## Start

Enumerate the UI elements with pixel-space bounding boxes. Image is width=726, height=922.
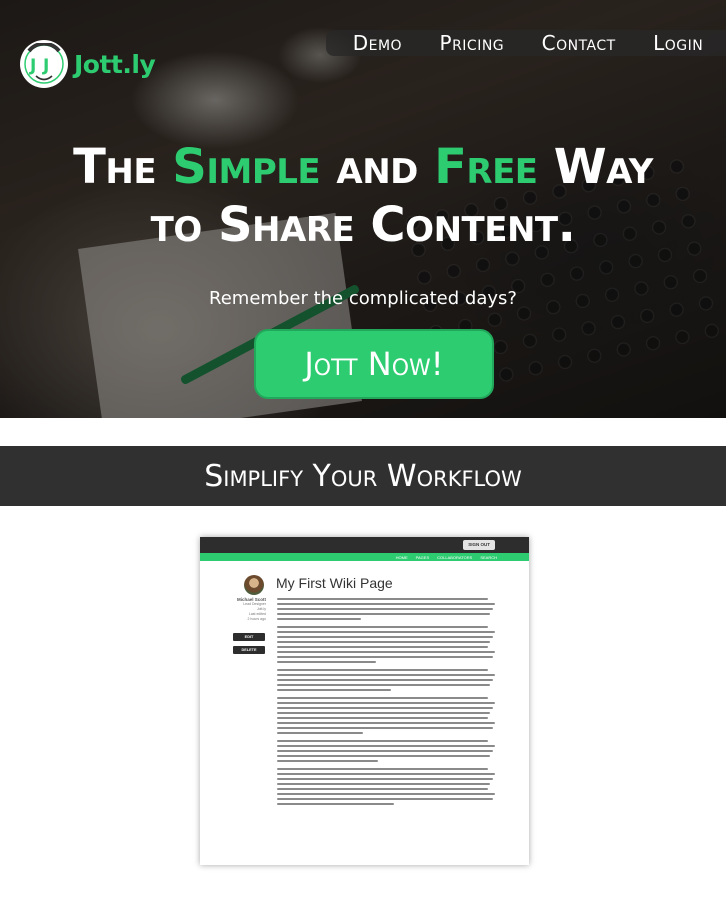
preview-text-line — [277, 778, 493, 780]
preview-paragraph — [277, 626, 497, 663]
preview-text-line — [277, 745, 495, 747]
preview-text-line — [277, 707, 493, 709]
headline-accent-word: Free — [434, 139, 538, 195]
preview-paragraph — [277, 669, 497, 691]
preview-text-line — [277, 768, 489, 770]
preview-text-line — [277, 793, 495, 795]
preview-text-line — [277, 646, 489, 648]
svg-text:J: J — [42, 56, 49, 76]
preview-text-line — [277, 631, 495, 633]
preview-text-line — [277, 656, 493, 658]
preview-body-text — [277, 598, 497, 811]
nav-pricing-link[interactable]: Pricing — [440, 31, 505, 55]
preview-paragraph — [277, 768, 497, 805]
preview-text-line — [277, 674, 495, 676]
preview-text-line — [277, 651, 495, 653]
top-nav: Demo Pricing Contact Login — [326, 30, 726, 56]
preview-text-line — [277, 626, 489, 628]
headline-word: The — [73, 139, 157, 195]
hero-subtitle: Remember the complicated days? — [209, 288, 517, 309]
preview-text-line — [277, 712, 491, 714]
preview-text-line — [277, 618, 361, 620]
preview-text-line — [277, 783, 491, 785]
preview-nav-item: SEARCH — [480, 554, 497, 560]
preview-nav-item: COLLABORATORS — [437, 554, 473, 560]
preview-edit-button: EDIT — [233, 633, 265, 641]
jott-now-button[interactable]: Jott Now! — [254, 329, 494, 399]
preview-paragraph — [277, 740, 497, 762]
nav-demo-link[interactable]: Demo — [353, 31, 402, 55]
headline-accent-word: Simple — [172, 139, 321, 195]
headline-word: Way — [553, 139, 654, 195]
preview-text-line — [277, 750, 493, 752]
preview-text-line — [277, 717, 489, 719]
preview-text-line — [277, 661, 376, 663]
preview-text-line — [277, 803, 394, 805]
preview-text-line — [277, 697, 489, 699]
nav-contact-link[interactable]: Contact — [542, 31, 616, 55]
preview-text-line — [277, 608, 493, 610]
preview-text-line — [277, 798, 493, 800]
section-title-bar: Simplify Your Workflow — [0, 446, 726, 506]
preview-author-info: Michael Scott Lead Designer Jott.ly Last… — [218, 597, 266, 622]
preview-paragraph — [277, 697, 497, 734]
headline-line-two: to Share Content. — [150, 197, 576, 253]
preview-topbar: SIGN OUT — [200, 537, 529, 553]
preview-nav-item: HOME — [395, 554, 408, 560]
headline-word: and — [336, 139, 418, 195]
preview-text-line — [277, 740, 489, 742]
preview-nav: HOME PAGES COLLABORATORS SEARCH — [200, 553, 529, 561]
preview-paragraph — [277, 598, 497, 620]
preview-text-line — [277, 684, 491, 686]
preview-signout-button: SIGN OUT — [463, 540, 495, 550]
preview-text-line — [277, 679, 493, 681]
avatar — [244, 575, 264, 595]
preview-text-line — [277, 613, 491, 615]
brand-logo[interactable]: J J Jott.ly — [20, 40, 156, 88]
preview-text-line — [277, 641, 491, 643]
section-title: Simplify Your Workflow — [204, 458, 522, 494]
preview-text-line — [277, 636, 493, 638]
preview-text-line — [277, 727, 493, 729]
preview-text-line — [277, 788, 489, 790]
preview-text-line — [277, 773, 495, 775]
preview-text-line — [277, 598, 489, 600]
jj-logo-icon: J J — [20, 40, 68, 88]
preview-text-line — [277, 722, 495, 724]
preview-text-line — [277, 755, 491, 757]
hero-headline: The Simple and Free Way to Share Content… — [0, 138, 726, 254]
preview-text-line — [277, 702, 495, 704]
hero-section: J J Jott.ly Demo Pricing Contact Login T… — [0, 0, 726, 418]
preview-nav-item: PAGES — [415, 554, 430, 560]
preview-text-line — [277, 732, 363, 734]
svg-text:J: J — [29, 56, 36, 76]
preview-delete-button: DELETE — [233, 646, 265, 654]
preview-page-title: My First Wiki Page — [276, 575, 393, 591]
preview-text-line — [277, 669, 489, 671]
preview-text-line — [277, 603, 495, 605]
brand-name: Jott.ly — [74, 49, 156, 79]
preview-text-line — [277, 689, 392, 691]
nav-login-link[interactable]: Login — [653, 31, 703, 55]
preview-text-line — [277, 760, 379, 762]
app-preview-screenshot: SIGN OUT HOME PAGES COLLABORATORS SEARCH… — [200, 537, 529, 865]
preview-author-ago: 2 hours ago — [247, 617, 267, 621]
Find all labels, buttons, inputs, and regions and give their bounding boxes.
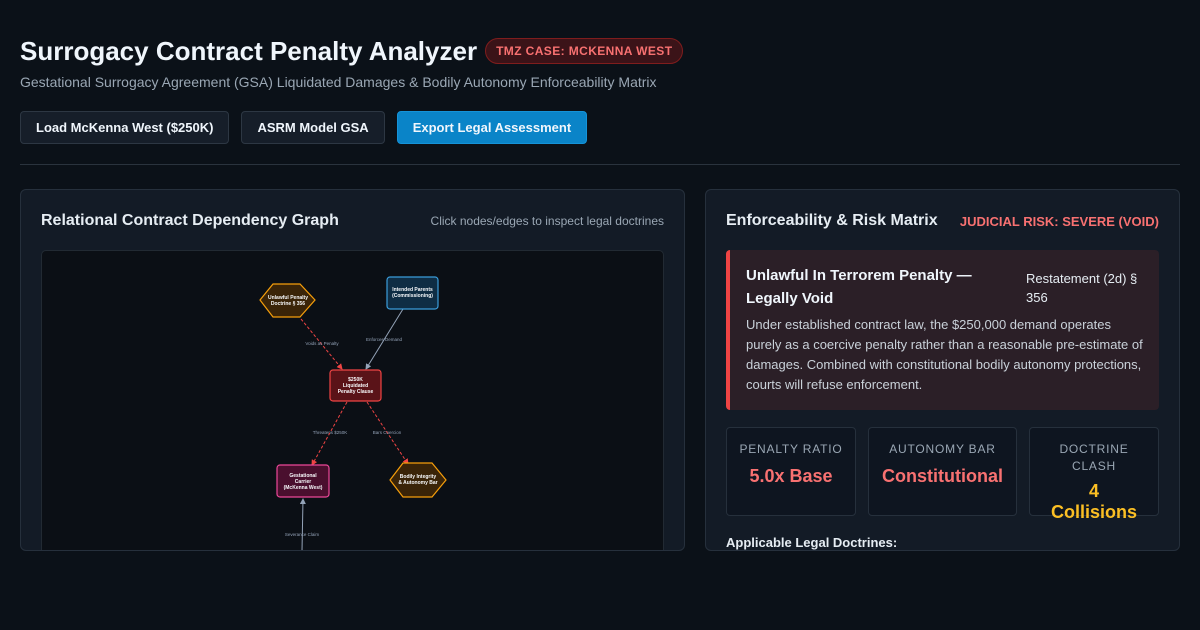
node-gestational-carrier[interactable]: Gestational Carrier (McKenna West) [276, 464, 330, 498]
toolbar: Load McKenna West ($250K) ASRM Model GSA… [20, 111, 588, 144]
stat-label: PENALTY RATIO [739, 442, 843, 456]
node-intended-parents[interactable]: Intended Parents (Commissioning) [386, 276, 439, 310]
stat-label: DOCTRINE CLASH [1059, 442, 1129, 473]
edge-label-voids: Voids as Penalty [305, 341, 339, 346]
graph-panel-header: Relational Contract Dependency Graph Cli… [41, 212, 664, 230]
alert-body: Under established contract law, the $250… [746, 317, 1143, 392]
load-mckenna-west-button[interactable]: Load McKenna West ($250K) [20, 111, 230, 144]
asrm-model-gsa-button[interactable]: ASRM Model GSA [241, 111, 385, 144]
alert-reference: Restatement (2d) § 356 [1026, 271, 1138, 305]
dependency-graph-canvas[interactable]: Voids as Penalty Enforces Demand Threate… [41, 250, 664, 551]
node-label: Penalty Clause [338, 389, 374, 395]
edge-severance-claim[interactable] [299, 498, 306, 551]
case-badge: TMZ CASE: MCKENNA WEST [485, 38, 684, 64]
edge-label-threatens: Threatens $250K [313, 430, 348, 435]
node-label: (Commissioning) [392, 293, 433, 299]
page-header: Surrogacy Contract Penalty Analyzer TMZ … [20, 30, 1180, 90]
node-penalty-doctrine[interactable]: Unlawful Penalty Doctrine § 356 [259, 283, 316, 318]
export-legal-assessment-button[interactable]: Export Legal Assessment [396, 111, 588, 144]
header-divider [20, 164, 1180, 165]
node-label: (McKenna West) [284, 485, 323, 491]
stat-value: 4 Collisions [1050, 481, 1137, 522]
applicable-doctrines-label: Applicable Legal Doctrines: [726, 535, 898, 550]
stat-label: AUTONOMY BAR [889, 442, 996, 456]
node-penalty-clause[interactable]: $250K Liquidated Penalty Clause [329, 369, 382, 402]
page-title: Surrogacy Contract Penalty Analyzer [20, 35, 478, 66]
page-subtitle: Gestational Surrogacy Agreement (GSA) Li… [20, 74, 657, 90]
edge-label-enforces: Enforces Demand [366, 337, 403, 342]
stat-penalty-ratio: PENALTY RATIO 5.0x Base [726, 427, 856, 516]
node-label: & Autonomy Bar [398, 480, 437, 486]
alert-title: Unlawful In Terrorem Penalty — Legally V… [746, 267, 972, 307]
stat-autonomy-bar: AUTONOMY BAR Constitutional [868, 427, 1017, 516]
stat-doctrine-clash: DOCTRINE CLASH 4 Collisions [1029, 427, 1159, 522]
dependency-graph-svg[interactable]: Voids as Penalty Enforces Demand Threate… [42, 251, 663, 551]
node-label: Doctrine § 356 [271, 301, 305, 307]
penalty-alert-card: Unlawful In Terrorem Penalty — Legally V… [726, 250, 1159, 410]
risk-stats: PENALTY RATIO 5.0x Base AUTONOMY BAR Con… [726, 427, 1159, 522]
judicial-risk-label: JUDICIAL RISK: SEVERE (VOID) [959, 213, 1159, 229]
edge-label-severance: Severance Claim [285, 532, 320, 537]
graph-panel-title: Relational Contract Dependency Graph [41, 212, 339, 229]
risk-matrix-panel: Enforceability & Risk Matrix JUDICIAL RI… [705, 189, 1180, 551]
title-row: Surrogacy Contract Penalty Analyzer TMZ … [20, 30, 1180, 72]
risk-panel-header: Enforceability & Risk Matrix JUDICIAL RI… [726, 212, 1159, 230]
edge-label-bars: Bars Coercion [373, 430, 402, 435]
dependency-graph-panel: Relational Contract Dependency Graph Cli… [20, 189, 685, 551]
node-bodily-integrity[interactable]: Bodily Integrity & Autonomy Bar [389, 462, 447, 498]
stat-value: 5.0x Base [749, 466, 833, 486]
stat-value: Constitutional [882, 466, 1003, 486]
graph-panel-hint: Click nodes/edges to inspect legal doctr… [430, 214, 664, 228]
risk-panel-title: Enforceability & Risk Matrix [726, 212, 938, 229]
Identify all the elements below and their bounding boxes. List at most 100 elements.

## End

Problem statement → Extract each line from the rows above that contains the string "Surrogacy", copying it unchanged.

Solution to this task →
page-header: Surrogacy Contract Penalty Analyzer TMZ … [20, 30, 1180, 90]
page-title: Surrogacy Contract Penalty Analyzer [20, 35, 478, 66]
page-subtitle: Gestational Surrogacy Agreement (GSA) Li… [20, 74, 657, 90]
title-row: Surrogacy Contract Penalty Analyzer TMZ … [20, 30, 1180, 72]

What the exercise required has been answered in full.